Aim of the exercise :: Determine how many lines include the word "times", then give that number and nothing more.

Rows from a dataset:
------------------------------------------------------------------------

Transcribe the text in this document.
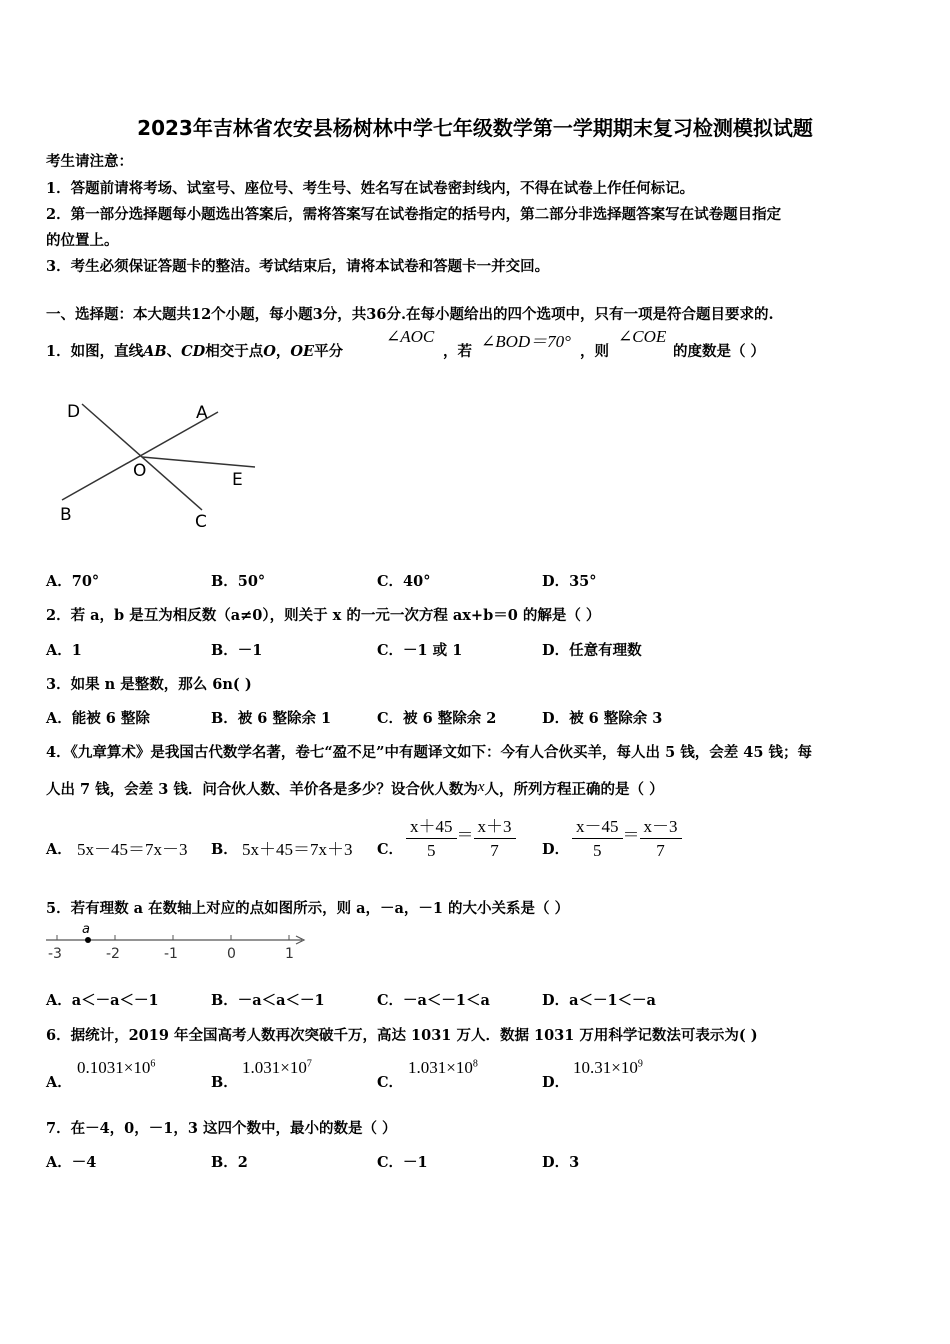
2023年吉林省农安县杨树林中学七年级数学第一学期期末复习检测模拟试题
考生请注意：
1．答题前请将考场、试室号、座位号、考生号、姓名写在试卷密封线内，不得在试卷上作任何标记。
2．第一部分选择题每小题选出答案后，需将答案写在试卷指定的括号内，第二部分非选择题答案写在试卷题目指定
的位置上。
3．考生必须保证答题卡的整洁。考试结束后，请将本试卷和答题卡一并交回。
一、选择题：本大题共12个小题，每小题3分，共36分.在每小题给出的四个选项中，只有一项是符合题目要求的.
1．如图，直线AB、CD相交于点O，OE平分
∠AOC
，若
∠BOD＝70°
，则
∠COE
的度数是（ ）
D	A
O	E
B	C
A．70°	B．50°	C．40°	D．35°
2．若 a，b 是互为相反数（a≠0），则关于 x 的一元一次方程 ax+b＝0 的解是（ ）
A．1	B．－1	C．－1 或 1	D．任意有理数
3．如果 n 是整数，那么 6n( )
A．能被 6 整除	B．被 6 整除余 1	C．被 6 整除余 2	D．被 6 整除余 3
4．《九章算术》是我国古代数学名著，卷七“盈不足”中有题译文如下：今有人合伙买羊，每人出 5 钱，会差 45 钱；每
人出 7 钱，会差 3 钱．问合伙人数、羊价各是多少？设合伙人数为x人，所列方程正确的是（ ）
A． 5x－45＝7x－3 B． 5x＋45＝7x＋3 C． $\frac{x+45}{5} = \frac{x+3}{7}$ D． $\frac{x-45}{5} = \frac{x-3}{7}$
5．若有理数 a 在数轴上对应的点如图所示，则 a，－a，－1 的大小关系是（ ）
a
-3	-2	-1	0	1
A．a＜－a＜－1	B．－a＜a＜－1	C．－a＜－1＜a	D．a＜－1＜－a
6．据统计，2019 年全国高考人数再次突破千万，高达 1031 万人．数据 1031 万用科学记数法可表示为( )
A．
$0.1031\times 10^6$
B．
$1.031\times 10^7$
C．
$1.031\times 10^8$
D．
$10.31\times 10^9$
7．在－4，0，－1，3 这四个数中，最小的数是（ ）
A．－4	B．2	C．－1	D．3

------------------------------------------------------------------------

Solution to this task :: 4